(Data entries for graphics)
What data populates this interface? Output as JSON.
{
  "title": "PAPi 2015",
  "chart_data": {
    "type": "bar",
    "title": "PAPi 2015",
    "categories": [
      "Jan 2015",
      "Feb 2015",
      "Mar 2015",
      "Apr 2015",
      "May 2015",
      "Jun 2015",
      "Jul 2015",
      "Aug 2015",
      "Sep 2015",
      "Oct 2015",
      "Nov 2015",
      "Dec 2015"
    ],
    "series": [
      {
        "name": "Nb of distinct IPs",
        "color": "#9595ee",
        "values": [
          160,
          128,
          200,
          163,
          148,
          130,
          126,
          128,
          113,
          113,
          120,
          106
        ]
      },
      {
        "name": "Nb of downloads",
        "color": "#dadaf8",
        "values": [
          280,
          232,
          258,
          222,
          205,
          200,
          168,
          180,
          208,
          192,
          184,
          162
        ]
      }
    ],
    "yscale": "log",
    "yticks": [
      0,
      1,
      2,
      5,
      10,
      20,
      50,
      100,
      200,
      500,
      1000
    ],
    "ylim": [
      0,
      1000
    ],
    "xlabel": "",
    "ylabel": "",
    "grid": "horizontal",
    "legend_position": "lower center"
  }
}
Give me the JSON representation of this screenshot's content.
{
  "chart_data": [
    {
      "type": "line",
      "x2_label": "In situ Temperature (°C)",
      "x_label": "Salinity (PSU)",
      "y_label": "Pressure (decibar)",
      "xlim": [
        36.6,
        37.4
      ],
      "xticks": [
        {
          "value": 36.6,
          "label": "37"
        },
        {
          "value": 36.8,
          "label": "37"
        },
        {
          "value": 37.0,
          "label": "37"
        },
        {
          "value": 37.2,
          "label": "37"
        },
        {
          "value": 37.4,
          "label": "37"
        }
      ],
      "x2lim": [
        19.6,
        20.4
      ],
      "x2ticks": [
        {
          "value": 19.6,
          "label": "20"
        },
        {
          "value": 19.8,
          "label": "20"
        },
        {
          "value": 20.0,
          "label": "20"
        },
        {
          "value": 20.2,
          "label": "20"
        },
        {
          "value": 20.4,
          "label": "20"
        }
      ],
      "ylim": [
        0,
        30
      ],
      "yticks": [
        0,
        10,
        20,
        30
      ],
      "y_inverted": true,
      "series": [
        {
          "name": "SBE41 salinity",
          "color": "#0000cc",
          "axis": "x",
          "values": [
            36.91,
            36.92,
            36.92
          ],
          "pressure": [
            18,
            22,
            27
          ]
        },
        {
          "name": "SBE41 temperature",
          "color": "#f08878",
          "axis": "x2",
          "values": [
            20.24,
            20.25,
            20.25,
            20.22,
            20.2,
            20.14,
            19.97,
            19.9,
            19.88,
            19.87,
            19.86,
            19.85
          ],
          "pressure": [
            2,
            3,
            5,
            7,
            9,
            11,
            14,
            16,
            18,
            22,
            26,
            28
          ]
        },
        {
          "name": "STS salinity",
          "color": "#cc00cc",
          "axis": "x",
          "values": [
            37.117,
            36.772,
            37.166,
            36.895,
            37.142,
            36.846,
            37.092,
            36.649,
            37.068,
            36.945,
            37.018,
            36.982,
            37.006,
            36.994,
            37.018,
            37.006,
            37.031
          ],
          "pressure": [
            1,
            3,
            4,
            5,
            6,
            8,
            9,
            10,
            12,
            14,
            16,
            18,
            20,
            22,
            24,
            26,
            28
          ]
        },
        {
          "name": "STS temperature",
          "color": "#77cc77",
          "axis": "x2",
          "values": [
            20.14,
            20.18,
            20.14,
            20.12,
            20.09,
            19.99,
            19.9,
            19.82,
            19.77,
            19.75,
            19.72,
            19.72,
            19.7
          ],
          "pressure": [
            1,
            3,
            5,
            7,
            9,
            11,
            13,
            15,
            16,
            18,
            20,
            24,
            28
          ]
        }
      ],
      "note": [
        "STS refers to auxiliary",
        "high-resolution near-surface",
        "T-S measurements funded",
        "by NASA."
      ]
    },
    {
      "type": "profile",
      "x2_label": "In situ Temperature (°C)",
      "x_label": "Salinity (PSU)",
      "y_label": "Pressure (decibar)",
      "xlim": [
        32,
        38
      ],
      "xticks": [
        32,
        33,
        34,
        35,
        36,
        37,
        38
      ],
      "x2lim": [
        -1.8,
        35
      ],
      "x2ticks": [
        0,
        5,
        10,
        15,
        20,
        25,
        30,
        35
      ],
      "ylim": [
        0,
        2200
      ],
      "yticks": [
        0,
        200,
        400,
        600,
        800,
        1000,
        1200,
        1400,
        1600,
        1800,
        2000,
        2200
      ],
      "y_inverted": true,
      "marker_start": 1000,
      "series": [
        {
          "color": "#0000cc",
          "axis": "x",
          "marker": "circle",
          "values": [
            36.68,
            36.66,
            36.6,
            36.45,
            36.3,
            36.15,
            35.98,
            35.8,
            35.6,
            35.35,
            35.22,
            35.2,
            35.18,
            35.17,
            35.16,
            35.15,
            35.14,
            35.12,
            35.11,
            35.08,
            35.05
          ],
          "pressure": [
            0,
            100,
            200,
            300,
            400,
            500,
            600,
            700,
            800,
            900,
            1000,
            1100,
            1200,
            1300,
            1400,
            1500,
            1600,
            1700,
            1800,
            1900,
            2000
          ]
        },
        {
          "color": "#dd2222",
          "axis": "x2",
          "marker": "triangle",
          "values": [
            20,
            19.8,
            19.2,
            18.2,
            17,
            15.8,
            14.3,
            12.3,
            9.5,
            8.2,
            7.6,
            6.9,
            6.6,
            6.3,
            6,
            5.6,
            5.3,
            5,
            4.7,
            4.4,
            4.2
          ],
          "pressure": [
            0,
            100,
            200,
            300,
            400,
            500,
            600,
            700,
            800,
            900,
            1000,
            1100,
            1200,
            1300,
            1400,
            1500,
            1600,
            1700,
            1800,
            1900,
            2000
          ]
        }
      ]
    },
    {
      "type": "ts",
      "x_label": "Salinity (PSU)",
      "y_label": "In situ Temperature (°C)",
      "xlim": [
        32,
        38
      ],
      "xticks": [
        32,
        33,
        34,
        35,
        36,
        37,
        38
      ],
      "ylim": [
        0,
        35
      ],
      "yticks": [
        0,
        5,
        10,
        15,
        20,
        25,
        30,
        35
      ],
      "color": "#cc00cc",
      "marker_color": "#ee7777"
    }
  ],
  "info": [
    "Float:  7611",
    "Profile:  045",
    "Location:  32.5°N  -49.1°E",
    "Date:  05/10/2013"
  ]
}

### Task
Return the entries in full, keeping every line exactly as it is.

### Response to the exercise
What data populates this interface? Output as JSON.
{
  "title": "PAPi 2015",
  "chart_data": {
    "type": "bar",
    "title": "PAPi 2015",
    "categories": [
      "Jan 2015",
      "Feb 2015",
      "Mar 2015",
      "Apr 2015",
      "May 2015",
      "Jun 2015",
      "Jul 2015",
      "Aug 2015",
      "Sep 2015",
      "Oct 2015",
      "Nov 2015",
      "Dec 2015"
    ],
    "series": [
      {
        "name": "Nb of distinct IPs",
        "color": "#9595ee",
        "values": [
          160,
          128,
          200,
          163,
          148,
          130,
          126,
          128,
          113,
          113,
          120,
          106
        ]
      },
      {
        "name": "Nb of downloads",
        "color": "#dadaf8",
        "values": [
          280,
          232,
          258,
          222,
          205,
          200,
          168,
          180,
          208,
          192,
          184,
          162
        ]
      }
    ],
    "yscale": "log",
    "yticks": [
      0,
      1,
      2,
      5,
      10,
      20,
      50,
      100,
      200,
      500,
      1000
    ],
    "ylim": [
      0,
      1000
    ],
    "xlabel": "",
    "ylabel": "",
    "grid": "horizontal",
    "legend_position": "lower center"
  }
}
Give me the JSON representation of this screenshot's content.
{
  "chart_data": [
    {
      "type": "line",
      "x2_label": "In situ Temperature (°C)",
      "x_label": "Salinity (PSU)",
      "y_label": "Pressure (decibar)",
      "xlim": [
        36.6,
        37.4
      ],
      "xticks": [
        {
          "value": 36.6,
          "label": "37"
        },
        {
          "value": 36.8,
          "label": "37"
        },
        {
          "value": 37.0,
          "label": "37"
        },
        {
          "value": 37.2,
          "label": "37"
        },
        {
          "value": 37.4,
          "label": "37"
        }
      ],
      "x2lim": [
        19.6,
        20.4
      ],
      "x2ticks": [
        {
          "value": 19.6,
          "label": "20"
        },
        {
          "value": 19.8,
          "label": "20"
        },
        {
          "value": 20.0,
          "label": "20"
        },
        {
          "value": 20.2,
          "label": "20"
        },
        {
          "value": 20.4,
          "label": "20"
        }
      ],
      "ylim": [
        0,
        30
      ],
      "yticks": [
        0,
        10,
        20,
        30
      ],
      "y_inverted": true,
      "series": [
        {
          "name": "SBE41 salinity",
          "color": "#0000cc",
          "axis": "x",
          "values": [
            36.91,
            36.92,
            36.92
          ],
          "pressure": [
            18,
            22,
            27
          ]
        },
        {
          "name": "SBE41 temperature",
          "color": "#f08878",
          "axis": "x2",
          "values": [
            20.24,
            20.25,
            20.25,
            20.22,
            20.2,
            20.14,
            19.97,
            19.9,
            19.88,
            19.87,
            19.86,
            19.85
          ],
          "pressure": [
            2,
            3,
            5,
            7,
            9,
            11,
            14,
            16,
            18,
            22,
            26,
            28
          ]
        },
        {
          "name": "STS salinity",
          "color": "#cc00cc",
          "axis": "x",
          "values": [
            37.117,
            36.772,
            37.166,
            36.895,
            37.142,
            36.846,
            37.092,
            36.649,
            37.068,
            36.945,
            37.018,
            36.982,
            37.006,
            36.994,
            37.018,
            37.006,
            37.031
          ],
          "pressure": [
            1,
            3,
            4,
            5,
            6,
            8,
            9,
            10,
            12,
            14,
            16,
            18,
            20,
            22,
            24,
            26,
            28
          ]
        },
        {
          "name": "STS temperature",
          "color": "#77cc77",
          "axis": "x2",
          "values": [
            20.14,
            20.18,
            20.14,
            20.12,
            20.09,
            19.99,
            19.9,
            19.82,
            19.77,
            19.75,
            19.72,
            19.72,
            19.7
          ],
          "pressure": [
            1,
            3,
            5,
            7,
            9,
            11,
            13,
            15,
            16,
            18,
            20,
            24,
            28
          ]
        }
      ],
      "note": [
        "STS refers to auxiliary",
        "high-resolution near-surface",
        "T-S measurements funded",
        "by NASA."
      ]
    },
    {
      "type": "profile",
      "x2_label": "In situ Temperature (°C)",
      "x_label": "Salinity (PSU)",
      "y_label": "Pressure (decibar)",
      "xlim": [
        32,
        38
      ],
      "xticks": [
        32,
        33,
        34,
        35,
        36,
        37,
        38
      ],
      "x2lim": [
        -1.8,
        35
      ],
      "x2ticks": [
        0,
        5,
        10,
        15,
        20,
        25,
        30,
        35
      ],
      "ylim": [
        0,
        2200
      ],
      "yticks": [
        0,
        200,
        400,
        600,
        800,
        1000,
        1200,
        1400,
        1600,
        1800,
        2000,
        2200
      ],
      "y_inverted": true,
      "marker_start": 1000,
      "series": [
        {
          "color": "#0000cc",
          "axis": "x",
          "marker": "circle",
          "values": [
            36.68,
            36.66,
            36.6,
            36.45,
            36.3,
            36.15,
            35.98,
            35.8,
            35.6,
            35.35,
            35.22,
            35.2,
            35.18,
            35.17,
            35.16,
            35.15,
            35.14,
            35.12,
            35.11,
            35.08,
            35.05
          ],
          "pressure": [
            0,
            100,
            200,
            300,
            400,
            500,
            600,
            700,
            800,
            900,
            1000,
            1100,
            1200,
            1300,
            1400,
            1500,
            1600,
            1700,
            1800,
            1900,
            2000
          ]
        },
        {
          "color": "#dd2222",
          "axis": "x2",
          "marker": "triangle",
          "values": [
            20,
            19.8,
            19.2,
            18.2,
            17,
            15.8,
            14.3,
            12.3,
            9.5,
            8.2,
            7.6,
            6.9,
            6.6,
            6.3,
            6,
            5.6,
            5.3,
            5,
            4.7,
            4.4,
            4.2
          ],
          "pressure": [
            0,
            100,
            200,
            300,
            400,
            500,
            600,
            700,
            800,
            900,
            1000,
            1100,
            1200,
            1300,
            1400,
            1500,
            1600,
            1700,
            1800,
            1900,
            2000
          ]
        }
      ]
    },
    {
      "type": "ts",
      "x_label": "Salinity (PSU)",
      "y_label": "In situ Temperature (°C)",
      "xlim": [
        32,
        38
      ],
      "xticks": [
        32,
        33,
        34,
        35,
        36,
        37,
        38
      ],
      "ylim": [
        0,
        35
      ],
      "yticks": [
        0,
        5,
        10,
        15,
        20,
        25,
        30,
        35
      ],
      "color": "#cc00cc",
      "marker_color": "#ee7777"
    }
  ],
  "info": [
    "Float:  7611",
    "Profile:  045",
    "Location:  32.5°N  -49.1°E",
    "Date:  05/10/2013"
  ]
}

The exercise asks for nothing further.